(Extracted data entries)
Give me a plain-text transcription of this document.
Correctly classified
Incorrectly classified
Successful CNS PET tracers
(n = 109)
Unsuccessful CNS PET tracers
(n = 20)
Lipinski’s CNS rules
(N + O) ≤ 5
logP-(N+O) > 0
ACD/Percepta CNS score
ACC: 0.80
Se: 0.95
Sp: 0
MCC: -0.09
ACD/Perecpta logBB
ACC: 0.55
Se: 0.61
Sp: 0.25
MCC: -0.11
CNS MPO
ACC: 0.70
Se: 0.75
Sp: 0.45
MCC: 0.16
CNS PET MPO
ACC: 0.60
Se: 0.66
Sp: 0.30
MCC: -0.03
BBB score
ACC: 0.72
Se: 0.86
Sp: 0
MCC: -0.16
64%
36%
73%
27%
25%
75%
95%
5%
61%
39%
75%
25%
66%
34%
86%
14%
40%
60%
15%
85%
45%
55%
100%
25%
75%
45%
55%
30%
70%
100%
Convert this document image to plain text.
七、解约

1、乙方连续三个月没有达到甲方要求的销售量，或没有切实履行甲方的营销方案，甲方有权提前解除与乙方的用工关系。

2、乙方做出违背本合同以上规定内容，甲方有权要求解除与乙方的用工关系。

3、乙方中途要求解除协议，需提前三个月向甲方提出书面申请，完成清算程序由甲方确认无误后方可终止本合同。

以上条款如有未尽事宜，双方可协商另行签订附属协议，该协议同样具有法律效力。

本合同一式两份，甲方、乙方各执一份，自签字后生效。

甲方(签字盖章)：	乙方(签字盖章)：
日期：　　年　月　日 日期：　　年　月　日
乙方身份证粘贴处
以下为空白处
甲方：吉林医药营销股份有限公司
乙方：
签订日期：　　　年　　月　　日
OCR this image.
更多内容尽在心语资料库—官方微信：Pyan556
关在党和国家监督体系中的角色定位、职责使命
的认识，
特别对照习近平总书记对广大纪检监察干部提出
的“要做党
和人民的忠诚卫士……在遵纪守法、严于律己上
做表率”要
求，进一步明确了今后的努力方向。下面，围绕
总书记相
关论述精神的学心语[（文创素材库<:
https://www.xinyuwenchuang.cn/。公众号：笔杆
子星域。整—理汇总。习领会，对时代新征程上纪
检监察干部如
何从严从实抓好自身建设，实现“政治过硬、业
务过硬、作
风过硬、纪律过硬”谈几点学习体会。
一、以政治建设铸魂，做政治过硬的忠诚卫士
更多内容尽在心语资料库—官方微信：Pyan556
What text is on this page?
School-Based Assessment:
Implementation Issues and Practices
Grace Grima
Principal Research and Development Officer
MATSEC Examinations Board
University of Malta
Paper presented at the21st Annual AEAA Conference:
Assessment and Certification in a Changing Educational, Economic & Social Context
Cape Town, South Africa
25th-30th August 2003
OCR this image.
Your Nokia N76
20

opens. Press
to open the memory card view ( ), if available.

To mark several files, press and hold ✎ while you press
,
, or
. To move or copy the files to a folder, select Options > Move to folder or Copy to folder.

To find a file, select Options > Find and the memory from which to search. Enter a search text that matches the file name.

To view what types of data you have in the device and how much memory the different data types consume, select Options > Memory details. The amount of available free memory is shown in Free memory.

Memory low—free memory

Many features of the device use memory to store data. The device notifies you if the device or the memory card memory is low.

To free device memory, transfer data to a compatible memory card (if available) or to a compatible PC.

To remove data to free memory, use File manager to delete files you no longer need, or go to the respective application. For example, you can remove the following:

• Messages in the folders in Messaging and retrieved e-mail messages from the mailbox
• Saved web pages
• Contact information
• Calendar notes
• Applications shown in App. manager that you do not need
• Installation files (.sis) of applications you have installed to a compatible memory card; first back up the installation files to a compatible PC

DIRECTIVE
Reproduce the records above exactly.

EXERCISE SOLUTION
Give me a plain-text transcription of this document.
Correctly classified
Incorrectly classified
Successful CNS PET tracers
(n = 109)
Unsuccessful CNS PET tracers
(n = 20)
Lipinski’s CNS rules
(N + O) ≤ 5
logP-(N+O) > 0
ACD/Percepta CNS score
ACC: 0.80
Se: 0.95
Sp: 0
MCC: -0.09
ACD/Perecpta logBB
ACC: 0.55
Se: 0.61
Sp: 0.25
MCC: -0.11
CNS MPO
ACC: 0.70
Se: 0.75
Sp: 0.45
MCC: 0.16
CNS PET MPO
ACC: 0.60
Se: 0.66
Sp: 0.30
MCC: -0.03
BBB score
ACC: 0.72
Se: 0.86
Sp: 0
MCC: -0.16
64%
36%
73%
27%
25%
75%
95%
5%
61%
39%
75%
25%
66%
34%
86%
14%
40%
60%
15%
85%
45%
55%
100%
25%
75%
45%
55%
30%
70%
100%
Convert this document image to plain text.
七、解约

1、乙方连续三个月没有达到甲方要求的销售量，或没有切实履行甲方的营销方案，甲方有权提前解除与乙方的用工关系。

2、乙方做出违背本合同以上规定内容，甲方有权要求解除与乙方的用工关系。

3、乙方中途要求解除协议，需提前三个月向甲方提出书面申请，完成清算程序由甲方确认无误后方可终止本合同。

以上条款如有未尽事宜，双方可协商另行签订附属协议，该协议同样具有法律效力。

本合同一式两份，甲方、乙方各执一份，自签字后生效。

甲方(签字盖章)：	乙方(签字盖章)：
日期：　　年　月　日 日期：　　年　月　日
乙方身份证粘贴处
以下为空白处
甲方：吉林医药营销股份有限公司
乙方：
签订日期：　　　年　　月　　日
OCR this image.
更多内容尽在心语资料库—官方微信：Pyan556
关在党和国家监督体系中的角色定位、职责使命
的认识，
特别对照习近平总书记对广大纪检监察干部提出
的“要做党
和人民的忠诚卫士……在遵纪守法、严于律己上
做表率”要
求，进一步明确了今后的努力方向。下面，围绕
总书记相
关论述精神的学心语[（文创素材库<:
https://www.xinyuwenchuang.cn/。公众号：笔杆
子星域。整—理汇总。习领会，对时代新征程上纪
检监察干部如
何从严从实抓好自身建设，实现“政治过硬、业
务过硬、作
风过硬、纪律过硬”谈几点学习体会。
一、以政治建设铸魂，做政治过硬的忠诚卫士
更多内容尽在心语资料库—官方微信：Pyan556
What text is on this page?
School-Based Assessment:
Implementation Issues and Practices
Grace Grima
Principal Research and Development Officer
MATSEC Examinations Board
University of Malta
Paper presented at the21st Annual AEAA Conference:
Assessment and Certification in a Changing Educational, Economic & Social Context
Cape Town, South Africa
25th-30th August 2003
OCR this image.
Your Nokia N76
20

opens. Press
to open the memory card view ( ), if available.

To mark several files, press and hold ✎ while you press
,
, or
. To move or copy the files to a folder, select Options > Move to folder or Copy to folder.

To find a file, select Options > Find and the memory from which to search. Enter a search text that matches the file name.

To view what types of data you have in the device and how much memory the different data types consume, select Options > Memory details. The amount of available free memory is shown in Free memory.

Memory low—free memory

Many features of the device use memory to store data. The device notifies you if the device or the memory card memory is low.

To free device memory, transfer data to a compatible memory card (if available) or to a compatible PC.

To remove data to free memory, use File manager to delete files you no longer need, or go to the respective application. For example, you can remove the following:

• Messages in the folders in Messaging and retrieved e-mail messages from the mailbox
• Saved web pages
• Contact information
• Calendar notes
• Applications shown in App. manager that you do not need
• Installation files (.sis) of applications you have installed to a compatible memory card; first back up the installation files to a compatible PC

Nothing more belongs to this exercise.